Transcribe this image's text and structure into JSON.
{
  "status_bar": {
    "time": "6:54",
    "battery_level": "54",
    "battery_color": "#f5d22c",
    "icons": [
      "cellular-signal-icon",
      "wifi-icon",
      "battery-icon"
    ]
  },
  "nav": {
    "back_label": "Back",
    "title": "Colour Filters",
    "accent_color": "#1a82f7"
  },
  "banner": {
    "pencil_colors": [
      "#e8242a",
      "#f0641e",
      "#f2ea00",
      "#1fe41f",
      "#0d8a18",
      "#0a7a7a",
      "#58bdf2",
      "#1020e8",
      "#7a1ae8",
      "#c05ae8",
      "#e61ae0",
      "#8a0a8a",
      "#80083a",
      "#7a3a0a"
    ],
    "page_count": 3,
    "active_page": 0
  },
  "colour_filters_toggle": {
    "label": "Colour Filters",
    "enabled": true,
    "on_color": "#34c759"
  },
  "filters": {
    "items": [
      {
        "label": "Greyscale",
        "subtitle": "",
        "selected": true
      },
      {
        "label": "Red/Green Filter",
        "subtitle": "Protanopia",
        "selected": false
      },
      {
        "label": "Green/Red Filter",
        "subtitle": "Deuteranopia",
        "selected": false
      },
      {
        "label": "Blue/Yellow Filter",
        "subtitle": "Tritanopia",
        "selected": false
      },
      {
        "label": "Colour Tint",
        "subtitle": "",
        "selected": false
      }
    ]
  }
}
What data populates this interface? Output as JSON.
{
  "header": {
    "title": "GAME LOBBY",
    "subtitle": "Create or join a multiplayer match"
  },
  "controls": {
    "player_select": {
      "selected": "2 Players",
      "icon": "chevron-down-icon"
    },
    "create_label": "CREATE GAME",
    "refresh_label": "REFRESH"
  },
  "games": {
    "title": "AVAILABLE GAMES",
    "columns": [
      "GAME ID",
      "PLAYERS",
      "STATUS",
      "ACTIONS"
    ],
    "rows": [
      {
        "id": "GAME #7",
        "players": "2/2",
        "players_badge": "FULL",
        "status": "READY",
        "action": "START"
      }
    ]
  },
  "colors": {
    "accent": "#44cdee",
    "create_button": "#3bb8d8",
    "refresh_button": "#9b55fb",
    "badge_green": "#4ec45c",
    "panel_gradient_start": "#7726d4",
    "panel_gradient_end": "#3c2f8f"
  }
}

▸ GOAL: Can you give every line above again, exactly as written?

▸ EXERCISE RESULT:
Transcribe this image's text and structure into JSON.
{
  "status_bar": {
    "time": "6:54",
    "battery_level": "54",
    "battery_color": "#f5d22c",
    "icons": [
      "cellular-signal-icon",
      "wifi-icon",
      "battery-icon"
    ]
  },
  "nav": {
    "back_label": "Back",
    "title": "Colour Filters",
    "accent_color": "#1a82f7"
  },
  "banner": {
    "pencil_colors": [
      "#e8242a",
      "#f0641e",
      "#f2ea00",
      "#1fe41f",
      "#0d8a18",
      "#0a7a7a",
      "#58bdf2",
      "#1020e8",
      "#7a1ae8",
      "#c05ae8",
      "#e61ae0",
      "#8a0a8a",
      "#80083a",
      "#7a3a0a"
    ],
    "page_count": 3,
    "active_page": 0
  },
  "colour_filters_toggle": {
    "label": "Colour Filters",
    "enabled": true,
    "on_color": "#34c759"
  },
  "filters": {
    "items": [
      {
        "label": "Greyscale",
        "subtitle": "",
        "selected": true
      },
      {
        "label": "Red/Green Filter",
        "subtitle": "Protanopia",
        "selected": false
      },
      {
        "label": "Green/Red Filter",
        "subtitle": "Deuteranopia",
        "selected": false
      },
      {
        "label": "Blue/Yellow Filter",
        "subtitle": "Tritanopia",
        "selected": false
      },
      {
        "label": "Colour Tint",
        "subtitle": "",
        "selected": false
      }
    ]
  }
}
What data populates this interface? Output as JSON.
{
  "header": {
    "title": "GAME LOBBY",
    "subtitle": "Create or join a multiplayer match"
  },
  "controls": {
    "player_select": {
      "selected": "2 Players",
      "icon": "chevron-down-icon"
    },
    "create_label": "CREATE GAME",
    "refresh_label": "REFRESH"
  },
  "games": {
    "title": "AVAILABLE GAMES",
    "columns": [
      "GAME ID",
      "PLAYERS",
      "STATUS",
      "ACTIONS"
    ],
    "rows": [
      {
        "id": "GAME #7",
        "players": "2/2",
        "players_badge": "FULL",
        "status": "READY",
        "action": "START"
      }
    ]
  },
  "colors": {
    "accent": "#44cdee",
    "create_button": "#3bb8d8",
    "refresh_button": "#9b55fb",
    "badge_green": "#4ec45c",
    "panel_gradient_start": "#7726d4",
    "panel_gradient_end": "#3c2f8f"
  }
}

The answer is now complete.